[The problem]:
In your copy, leave out the pictures and repeat the entries below exactly.

[Record excerpts]:
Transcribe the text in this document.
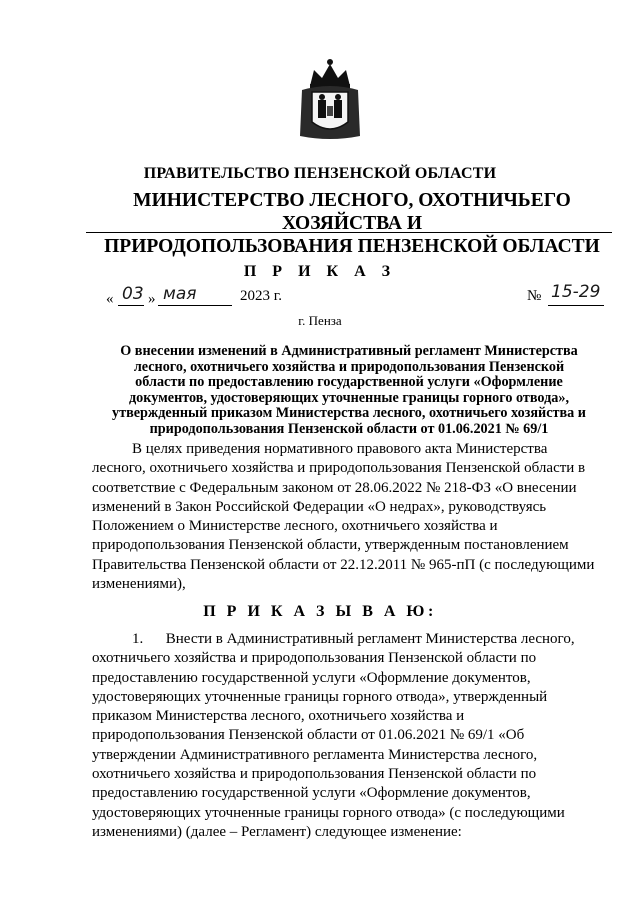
ПРАВИТЕЛЬСТВО ПЕНЗЕНСКОЙ ОБЛАСТИ
МИНИСТЕРСТВО ЛЕСНОГО, ОХОТНИЧЬЕГО ХОЗЯЙСТВА И
ПРИРОДОПОЛЬЗОВАНИЯ ПЕНЗЕНСКОЙ ОБЛАСТИ
П Р И К А З
« 03 » мая	2023 г.	№ 15-29
г. Пенза
О внесении изменений в Административный регламент Министерства
лесного, охотничьего хозяйства и природопользования Пензенской
области по предоставлению государственной услуги «Оформление
документов, удостоверяющих уточненные границы горного отвода»,
утвержденный приказом Министерства лесного, охотничьего хозяйства и
природопользования Пензенской области от 01.06.2021 № 69/1
В целях приведения нормативного правового акта Министерства
лесного, охотничьего хозяйства и природопользования Пензенской области в
соответствие с Федеральным законом от 28.06.2022 № 218-ФЗ «О внесении
изменений в Закон Российской Федерации «О недрах», руководствуясь
Положением о Министерстве лесного, охотничьего хозяйства и
природопользования Пензенской области, утвержденным постановлением
Правительства Пензенской области от 22.12.2011 № 965-пП (с последующими
изменениями),
П Р И К А З Ы В А Ю:
1.      Внести в Административный регламент Министерства лесного,
охотничьего хозяйства и природопользования Пензенской области по
предоставлению государственной услуги «Оформление документов,
удостоверяющих уточненные границы горного отвода», утвержденный
приказом Министерства лесного, охотничьего хозяйства и
природопользования Пензенской области от 01.06.2021 № 69/1 «Об
утверждении Административного регламента Министерства лесного,
охотничьего хозяйства и природопользования Пензенской области по
предоставлению государственной услуги «Оформление документов,
удостоверяющих уточненные границы горного отвода» (с последующими
изменениями) (далее – Регламент) следующее изменение:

[Solution to this exercise]:
Transcribe the text in this document.
ПРАВИТЕЛЬСТВО ПЕНЗЕНСКОЙ ОБЛАСТИ
МИНИСТЕРСТВО ЛЕСНОГО, ОХОТНИЧЬЕГО ХОЗЯЙСТВА И
ПРИРОДОПОЛЬЗОВАНИЯ ПЕНЗЕНСКОЙ ОБЛАСТИ
П Р И К А З
« 03 » мая	2023 г.	№ 15-29
г. Пенза
О внесении изменений в Административный регламент Министерства
лесного, охотничьего хозяйства и природопользования Пензенской
области по предоставлению государственной услуги «Оформление
документов, удостоверяющих уточненные границы горного отвода»,
утвержденный приказом Министерства лесного, охотничьего хозяйства и
природопользования Пензенской области от 01.06.2021 № 69/1
В целях приведения нормативного правового акта Министерства
лесного, охотничьего хозяйства и природопользования Пензенской области в
соответствие с Федеральным законом от 28.06.2022 № 218-ФЗ «О внесении
изменений в Закон Российской Федерации «О недрах», руководствуясь
Положением о Министерстве лесного, охотничьего хозяйства и
природопользования Пензенской области, утвержденным постановлением
Правительства Пензенской области от 22.12.2011 № 965-пП (с последующими
изменениями),
П Р И К А З Ы В А Ю:
1.      Внести в Административный регламент Министерства лесного,
охотничьего хозяйства и природопользования Пензенской области по
предоставлению государственной услуги «Оформление документов,
удостоверяющих уточненные границы горного отвода», утвержденный
приказом Министерства лесного, охотничьего хозяйства и
природопользования Пензенской области от 01.06.2021 № 69/1 «Об
утверждении Административного регламента Министерства лесного,
охотничьего хозяйства и природопользования Пензенской области по
предоставлению государственной услуги «Оформление документов,
удостоверяющих уточненные границы горного отвода» (с последующими
изменениями) (далее – Регламент) следующее изменение:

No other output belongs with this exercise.